WORK TO DO: Rewrite every item below with each occurrence of "Back" changed to "Return", leaving everything else as it is.

DATA FOR THIS TASK:
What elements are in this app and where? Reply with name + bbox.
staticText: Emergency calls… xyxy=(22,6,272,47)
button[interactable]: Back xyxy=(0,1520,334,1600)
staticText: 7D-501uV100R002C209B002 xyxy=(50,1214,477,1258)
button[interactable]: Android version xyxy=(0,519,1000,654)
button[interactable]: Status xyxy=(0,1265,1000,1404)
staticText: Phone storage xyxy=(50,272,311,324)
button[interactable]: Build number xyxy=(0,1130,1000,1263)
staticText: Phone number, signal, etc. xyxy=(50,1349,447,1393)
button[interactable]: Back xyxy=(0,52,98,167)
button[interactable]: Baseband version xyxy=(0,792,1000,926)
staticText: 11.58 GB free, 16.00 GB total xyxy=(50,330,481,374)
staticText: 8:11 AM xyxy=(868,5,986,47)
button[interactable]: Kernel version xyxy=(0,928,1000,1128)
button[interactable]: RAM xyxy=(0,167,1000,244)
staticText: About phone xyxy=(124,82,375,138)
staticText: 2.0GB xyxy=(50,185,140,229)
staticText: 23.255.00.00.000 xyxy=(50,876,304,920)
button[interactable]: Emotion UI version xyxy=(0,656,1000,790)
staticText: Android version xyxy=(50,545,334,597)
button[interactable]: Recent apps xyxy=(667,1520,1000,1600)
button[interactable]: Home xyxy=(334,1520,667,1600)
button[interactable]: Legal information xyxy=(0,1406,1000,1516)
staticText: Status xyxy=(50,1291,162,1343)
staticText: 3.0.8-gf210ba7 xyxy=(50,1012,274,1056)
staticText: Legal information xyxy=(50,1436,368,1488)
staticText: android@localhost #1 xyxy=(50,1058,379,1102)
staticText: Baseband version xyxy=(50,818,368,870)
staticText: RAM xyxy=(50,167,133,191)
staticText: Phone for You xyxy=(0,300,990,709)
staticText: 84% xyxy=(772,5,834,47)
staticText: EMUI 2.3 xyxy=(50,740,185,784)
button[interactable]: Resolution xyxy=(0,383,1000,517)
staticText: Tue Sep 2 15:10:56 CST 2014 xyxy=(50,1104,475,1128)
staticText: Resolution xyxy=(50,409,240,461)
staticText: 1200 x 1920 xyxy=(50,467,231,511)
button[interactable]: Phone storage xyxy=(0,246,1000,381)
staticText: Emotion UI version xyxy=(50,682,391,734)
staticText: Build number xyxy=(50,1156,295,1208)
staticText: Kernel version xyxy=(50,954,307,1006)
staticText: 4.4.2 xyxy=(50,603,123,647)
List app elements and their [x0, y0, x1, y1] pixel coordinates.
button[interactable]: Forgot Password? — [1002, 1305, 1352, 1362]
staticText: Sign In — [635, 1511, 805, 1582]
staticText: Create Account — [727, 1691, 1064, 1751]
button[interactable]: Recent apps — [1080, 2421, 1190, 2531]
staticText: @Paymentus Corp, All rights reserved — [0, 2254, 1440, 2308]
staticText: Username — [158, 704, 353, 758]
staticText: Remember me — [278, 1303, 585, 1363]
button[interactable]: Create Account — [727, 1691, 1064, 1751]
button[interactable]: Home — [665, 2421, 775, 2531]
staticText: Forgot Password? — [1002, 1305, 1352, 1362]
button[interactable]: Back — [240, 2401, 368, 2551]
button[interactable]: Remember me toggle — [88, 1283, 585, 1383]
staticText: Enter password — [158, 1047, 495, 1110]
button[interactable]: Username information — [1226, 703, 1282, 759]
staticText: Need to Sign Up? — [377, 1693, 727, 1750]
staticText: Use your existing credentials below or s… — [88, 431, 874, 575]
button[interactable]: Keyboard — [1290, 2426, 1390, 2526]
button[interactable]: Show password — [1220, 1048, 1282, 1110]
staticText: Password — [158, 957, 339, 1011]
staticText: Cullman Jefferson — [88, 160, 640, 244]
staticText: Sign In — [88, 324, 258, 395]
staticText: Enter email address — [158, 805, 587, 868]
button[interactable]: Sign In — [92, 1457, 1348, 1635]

IN RESPONSE:
What elements are in this app and where? Reply with name + bbox.
staticText: Emergency calls… xyxy=(22,6,272,47)
button[interactable]: Return xyxy=(0,1520,334,1600)
staticText: 7D-501uV100R002C209B002 xyxy=(50,1214,477,1258)
button[interactable]: Android version xyxy=(0,519,1000,654)
button[interactable]: Status xyxy=(0,1265,1000,1404)
staticText: Phone storage xyxy=(50,272,311,324)
button[interactable]: Build number xyxy=(0,1130,1000,1263)
staticText: Phone number, signal, etc. xyxy=(50,1349,447,1393)
button[interactable]: Return xyxy=(0,52,98,167)
button[interactable]: Baseband version xyxy=(0,792,1000,926)
staticText: 11.58 GB free, 16.00 GB total xyxy=(50,330,481,374)
staticText: 8:11 AM xyxy=(868,5,986,47)
button[interactable]: Kernel version xyxy=(0,928,1000,1128)
button[interactable]: RAM xyxy=(0,167,1000,244)
staticText: About phone xyxy=(124,82,375,138)
staticText: 2.0GB xyxy=(50,185,140,229)
staticText: 23.255.00.00.000 xyxy=(50,876,304,920)
button[interactable]: Emotion UI version xyxy=(0,656,1000,790)
staticText: Android version xyxy=(50,545,334,597)
button[interactable]: Recent apps xyxy=(667,1520,1000,1600)
button[interactable]: Home xyxy=(334,1520,667,1600)
button[interactable]: Legal information xyxy=(0,1406,1000,1516)
staticText: Status xyxy=(50,1291,162,1343)
staticText: 3.0.8-gf210ba7 xyxy=(50,1012,274,1056)
staticText: Legal information xyxy=(50,1436,368,1488)
staticText: android@localhost #1 xyxy=(50,1058,379,1102)
staticText: Baseband version xyxy=(50,818,368,870)
staticText: RAM xyxy=(50,167,133,191)
staticText: Phone for You xyxy=(0,300,990,709)
staticText: 84% xyxy=(772,5,834,47)
staticText: EMUI 2.3 xyxy=(50,740,185,784)
button[interactable]: Resolution xyxy=(0,383,1000,517)
staticText: Tue Sep 2 15:10:56 CST 2014 xyxy=(50,1104,475,1128)
staticText: Resolution xyxy=(50,409,240,461)
staticText: 1200 x 1920 xyxy=(50,467,231,511)
button[interactable]: Phone storage xyxy=(0,246,1000,381)
staticText: Emotion UI version xyxy=(50,682,391,734)
staticText: Build number xyxy=(50,1156,295,1208)
staticText: Kernel version xyxy=(50,954,307,1006)
staticText: 4.4.2 xyxy=(50,603,123,647)
List app elements and their [x0, y0, x1, y1] pixel coordinates.
button[interactable]: Forgot Password? — [1002, 1305, 1352, 1362]
staticText: Sign In — [635, 1511, 805, 1582]
staticText: Create Account — [727, 1691, 1064, 1751]
button[interactable]: Recent apps — [1080, 2421, 1190, 2531]
staticText: @Paymentus Corp, All rights reserved — [0, 2254, 1440, 2308]
staticText: Username — [158, 704, 353, 758]
staticText: Remember me — [278, 1303, 585, 1363]
button[interactable]: Create Account — [727, 1691, 1064, 1751]
button[interactable]: Home — [665, 2421, 775, 2531]
staticText: Forgot Password? — [1002, 1305, 1352, 1362]
button[interactable]: Return — [240, 2401, 368, 2551]
button[interactable]: Remember me toggle — [88, 1283, 585, 1383]
staticText: Enter password — [158, 1047, 495, 1110]
button[interactable]: Username information — [1226, 703, 1282, 759]
staticText: Need to Sign Up? — [377, 1693, 727, 1750]
staticText: Use your existing credentials below or s… — [88, 431, 874, 575]
button[interactable]: Keyboard — [1290, 2426, 1390, 2526]
button[interactable]: Show password — [1220, 1048, 1282, 1110]
staticText: Password — [158, 957, 339, 1011]
staticText: Cullman Jefferson — [88, 160, 640, 244]
staticText: Sign In — [88, 324, 258, 395]
staticText: Enter email address — [158, 805, 587, 868]
button[interactable]: Sign In — [92, 1457, 1348, 1635]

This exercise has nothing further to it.